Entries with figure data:
++++
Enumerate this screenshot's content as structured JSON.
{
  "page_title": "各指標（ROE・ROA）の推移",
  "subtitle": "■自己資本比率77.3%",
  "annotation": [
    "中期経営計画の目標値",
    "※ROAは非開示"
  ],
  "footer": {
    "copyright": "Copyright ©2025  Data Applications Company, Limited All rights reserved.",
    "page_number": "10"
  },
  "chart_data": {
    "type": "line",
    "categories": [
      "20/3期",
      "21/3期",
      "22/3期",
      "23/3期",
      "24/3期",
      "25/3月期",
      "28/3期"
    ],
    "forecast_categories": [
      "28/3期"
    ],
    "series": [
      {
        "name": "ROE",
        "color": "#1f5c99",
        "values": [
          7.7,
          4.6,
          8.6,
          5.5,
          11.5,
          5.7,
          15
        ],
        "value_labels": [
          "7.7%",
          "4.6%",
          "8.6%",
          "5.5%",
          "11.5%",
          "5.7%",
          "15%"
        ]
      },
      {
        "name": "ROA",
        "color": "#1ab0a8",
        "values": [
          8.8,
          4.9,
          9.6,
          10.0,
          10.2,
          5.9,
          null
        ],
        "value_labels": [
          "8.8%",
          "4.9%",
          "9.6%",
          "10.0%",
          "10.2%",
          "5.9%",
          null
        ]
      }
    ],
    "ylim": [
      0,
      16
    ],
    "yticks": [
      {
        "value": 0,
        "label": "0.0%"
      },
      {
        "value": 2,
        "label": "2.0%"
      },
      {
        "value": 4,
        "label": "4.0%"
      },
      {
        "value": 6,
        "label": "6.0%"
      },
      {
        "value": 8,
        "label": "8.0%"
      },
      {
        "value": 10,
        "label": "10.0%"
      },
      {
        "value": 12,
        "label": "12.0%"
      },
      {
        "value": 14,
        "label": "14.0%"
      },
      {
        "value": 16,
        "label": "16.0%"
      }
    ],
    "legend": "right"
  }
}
++++
Written exercise: All of the entries above must be quoted exactly.

Answer to the exercise:
Enumerate this screenshot's content as structured JSON.
{
  "page_title": "各指標（ROE・ROA）の推移",
  "subtitle": "■自己資本比率77.3%",
  "annotation": [
    "中期経営計画の目標値",
    "※ROAは非開示"
  ],
  "footer": {
    "copyright": "Copyright ©2025  Data Applications Company, Limited All rights reserved.",
    "page_number": "10"
  },
  "chart_data": {
    "type": "line",
    "categories": [
      "20/3期",
      "21/3期",
      "22/3期",
      "23/3期",
      "24/3期",
      "25/3月期",
      "28/3期"
    ],
    "forecast_categories": [
      "28/3期"
    ],
    "series": [
      {
        "name": "ROE",
        "color": "#1f5c99",
        "values": [
          7.7,
          4.6,
          8.6,
          5.5,
          11.5,
          5.7,
          15
        ],
        "value_labels": [
          "7.7%",
          "4.6%",
          "8.6%",
          "5.5%",
          "11.5%",
          "5.7%",
          "15%"
        ]
      },
      {
        "name": "ROA",
        "color": "#1ab0a8",
        "values": [
          8.8,
          4.9,
          9.6,
          10.0,
          10.2,
          5.9,
          null
        ],
        "value_labels": [
          "8.8%",
          "4.9%",
          "9.6%",
          "10.0%",
          "10.2%",
          "5.9%",
          null
        ]
      }
    ],
    "ylim": [
      0,
      16
    ],
    "yticks": [
      {
        "value": 0,
        "label": "0.0%"
      },
      {
        "value": 2,
        "label": "2.0%"
      },
      {
        "value": 4,
        "label": "4.0%"
      },
      {
        "value": 6,
        "label": "6.0%"
      },
      {
        "value": 8,
        "label": "8.0%"
      },
      {
        "value": 10,
        "label": "10.0%"
      },
      {
        "value": 12,
        "label": "12.0%"
      },
      {
        "value": 14,
        "label": "14.0%"
      },
      {
        "value": 16,
        "label": "16.0%"
      }
    ],
    "legend": "right"
  }
}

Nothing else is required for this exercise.